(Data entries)
================

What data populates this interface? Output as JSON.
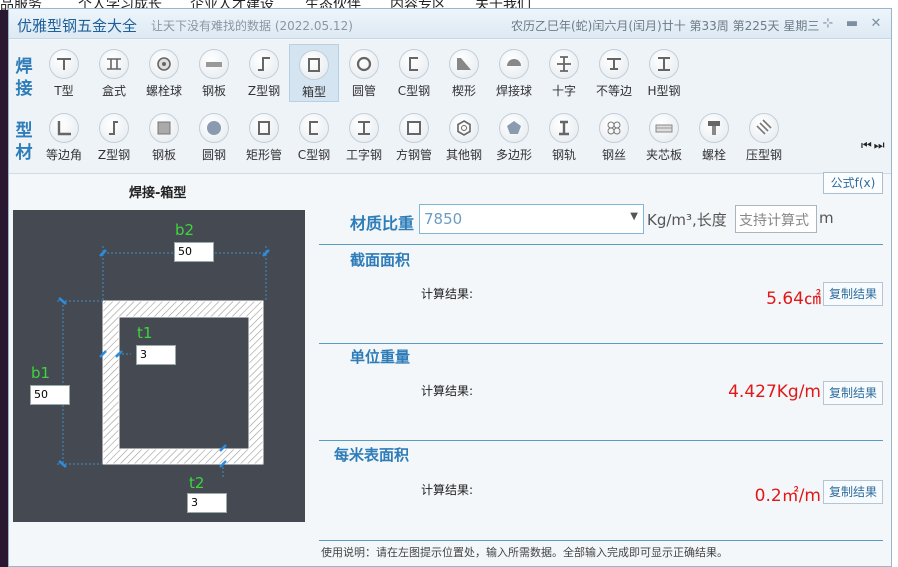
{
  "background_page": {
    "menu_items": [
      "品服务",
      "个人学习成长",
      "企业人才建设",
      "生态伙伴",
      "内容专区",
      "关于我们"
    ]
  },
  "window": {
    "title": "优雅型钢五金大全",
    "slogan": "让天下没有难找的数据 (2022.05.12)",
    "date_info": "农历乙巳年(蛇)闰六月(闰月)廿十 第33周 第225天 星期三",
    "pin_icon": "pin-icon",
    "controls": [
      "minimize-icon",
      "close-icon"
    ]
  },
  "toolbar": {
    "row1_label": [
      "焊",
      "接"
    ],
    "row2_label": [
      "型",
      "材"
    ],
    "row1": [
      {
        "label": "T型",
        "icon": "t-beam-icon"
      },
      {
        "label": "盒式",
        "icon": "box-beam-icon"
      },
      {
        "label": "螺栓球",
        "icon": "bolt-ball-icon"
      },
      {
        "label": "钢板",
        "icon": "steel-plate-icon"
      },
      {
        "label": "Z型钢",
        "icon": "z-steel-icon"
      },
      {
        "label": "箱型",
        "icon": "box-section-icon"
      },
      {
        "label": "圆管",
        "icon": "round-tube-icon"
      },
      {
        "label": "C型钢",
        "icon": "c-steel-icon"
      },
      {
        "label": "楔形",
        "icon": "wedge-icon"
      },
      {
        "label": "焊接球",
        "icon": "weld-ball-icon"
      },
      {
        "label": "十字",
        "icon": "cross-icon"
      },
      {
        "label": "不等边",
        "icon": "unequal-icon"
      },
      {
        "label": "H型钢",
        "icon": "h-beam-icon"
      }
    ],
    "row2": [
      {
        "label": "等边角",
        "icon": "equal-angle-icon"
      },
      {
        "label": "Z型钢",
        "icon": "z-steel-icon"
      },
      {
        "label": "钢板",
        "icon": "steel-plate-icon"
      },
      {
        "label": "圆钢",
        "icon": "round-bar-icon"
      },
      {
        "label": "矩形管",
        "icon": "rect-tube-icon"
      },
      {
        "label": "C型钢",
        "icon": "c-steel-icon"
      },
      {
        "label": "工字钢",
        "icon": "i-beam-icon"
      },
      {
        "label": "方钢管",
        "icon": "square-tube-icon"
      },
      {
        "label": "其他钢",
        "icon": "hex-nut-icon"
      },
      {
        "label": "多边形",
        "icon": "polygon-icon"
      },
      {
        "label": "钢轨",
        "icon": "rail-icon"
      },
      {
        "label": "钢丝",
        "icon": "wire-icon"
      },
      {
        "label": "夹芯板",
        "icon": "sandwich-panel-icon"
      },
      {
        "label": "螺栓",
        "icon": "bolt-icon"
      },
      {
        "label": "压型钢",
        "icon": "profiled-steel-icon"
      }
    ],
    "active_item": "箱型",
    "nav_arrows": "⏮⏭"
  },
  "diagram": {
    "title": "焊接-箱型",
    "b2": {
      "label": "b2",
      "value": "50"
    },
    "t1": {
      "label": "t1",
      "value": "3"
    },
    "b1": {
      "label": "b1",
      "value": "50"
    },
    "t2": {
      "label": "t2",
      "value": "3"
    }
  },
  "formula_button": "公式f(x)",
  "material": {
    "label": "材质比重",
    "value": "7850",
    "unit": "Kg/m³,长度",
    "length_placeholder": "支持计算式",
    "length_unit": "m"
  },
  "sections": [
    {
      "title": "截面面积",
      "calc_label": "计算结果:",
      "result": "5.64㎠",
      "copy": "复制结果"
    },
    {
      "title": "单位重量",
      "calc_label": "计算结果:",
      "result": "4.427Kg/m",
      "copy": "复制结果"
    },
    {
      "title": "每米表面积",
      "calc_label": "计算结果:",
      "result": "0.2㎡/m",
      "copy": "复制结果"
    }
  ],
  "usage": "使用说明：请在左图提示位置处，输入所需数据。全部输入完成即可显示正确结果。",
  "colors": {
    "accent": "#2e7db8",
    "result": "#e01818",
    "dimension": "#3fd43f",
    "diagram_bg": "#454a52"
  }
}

================

• WORK TO DO: Print each of the records above exactly as written, leaving no picture in the copy.

• THE OUTPUT:
What data populates this interface? Output as JSON.
{
  "background_page": {
    "menu_items": [
      "品服务",
      "个人学习成长",
      "企业人才建设",
      "生态伙伴",
      "内容专区",
      "关于我们"
    ]
  },
  "window": {
    "title": "优雅型钢五金大全",
    "slogan": "让天下没有难找的数据 (2022.05.12)",
    "date_info": "农历乙巳年(蛇)闰六月(闰月)廿十 第33周 第225天 星期三",
    "pin_icon": "pin-icon",
    "controls": [
      "minimize-icon",
      "close-icon"
    ]
  },
  "toolbar": {
    "row1_label": [
      "焊",
      "接"
    ],
    "row2_label": [
      "型",
      "材"
    ],
    "row1": [
      {
        "label": "T型",
        "icon": "t-beam-icon"
      },
      {
        "label": "盒式",
        "icon": "box-beam-icon"
      },
      {
        "label": "螺栓球",
        "icon": "bolt-ball-icon"
      },
      {
        "label": "钢板",
        "icon": "steel-plate-icon"
      },
      {
        "label": "Z型钢",
        "icon": "z-steel-icon"
      },
      {
        "label": "箱型",
        "icon": "box-section-icon"
      },
      {
        "label": "圆管",
        "icon": "round-tube-icon"
      },
      {
        "label": "C型钢",
        "icon": "c-steel-icon"
      },
      {
        "label": "楔形",
        "icon": "wedge-icon"
      },
      {
        "label": "焊接球",
        "icon": "weld-ball-icon"
      },
      {
        "label": "十字",
        "icon": "cross-icon"
      },
      {
        "label": "不等边",
        "icon": "unequal-icon"
      },
      {
        "label": "H型钢",
        "icon": "h-beam-icon"
      }
    ],
    "row2": [
      {
        "label": "等边角",
        "icon": "equal-angle-icon"
      },
      {
        "label": "Z型钢",
        "icon": "z-steel-icon"
      },
      {
        "label": "钢板",
        "icon": "steel-plate-icon"
      },
      {
        "label": "圆钢",
        "icon": "round-bar-icon"
      },
      {
        "label": "矩形管",
        "icon": "rect-tube-icon"
      },
      {
        "label": "C型钢",
        "icon": "c-steel-icon"
      },
      {
        "label": "工字钢",
        "icon": "i-beam-icon"
      },
      {
        "label": "方钢管",
        "icon": "square-tube-icon"
      },
      {
        "label": "其他钢",
        "icon": "hex-nut-icon"
      },
      {
        "label": "多边形",
        "icon": "polygon-icon"
      },
      {
        "label": "钢轨",
        "icon": "rail-icon"
      },
      {
        "label": "钢丝",
        "icon": "wire-icon"
      },
      {
        "label": "夹芯板",
        "icon": "sandwich-panel-icon"
      },
      {
        "label": "螺栓",
        "icon": "bolt-icon"
      },
      {
        "label": "压型钢",
        "icon": "profiled-steel-icon"
      }
    ],
    "active_item": "箱型",
    "nav_arrows": "⏮⏭"
  },
  "diagram": {
    "title": "焊接-箱型",
    "b2": {
      "label": "b2",
      "value": "50"
    },
    "t1": {
      "label": "t1",
      "value": "3"
    },
    "b1": {
      "label": "b1",
      "value": "50"
    },
    "t2": {
      "label": "t2",
      "value": "3"
    }
  },
  "formula_button": "公式f(x)",
  "material": {
    "label": "材质比重",
    "value": "7850",
    "unit": "Kg/m³,长度",
    "length_placeholder": "支持计算式",
    "length_unit": "m"
  },
  "sections": [
    {
      "title": "截面面积",
      "calc_label": "计算结果:",
      "result": "5.64㎠",
      "copy": "复制结果"
    },
    {
      "title": "单位重量",
      "calc_label": "计算结果:",
      "result": "4.427Kg/m",
      "copy": "复制结果"
    },
    {
      "title": "每米表面积",
      "calc_label": "计算结果:",
      "result": "0.2㎡/m",
      "copy": "复制结果"
    }
  ],
  "usage": "使用说明：请在左图提示位置处，输入所需数据。全部输入完成即可显示正确结果。",
  "colors": {
    "accent": "#2e7db8",
    "result": "#e01818",
    "dimension": "#3fd43f",
    "diagram_bg": "#454a52"
  }
}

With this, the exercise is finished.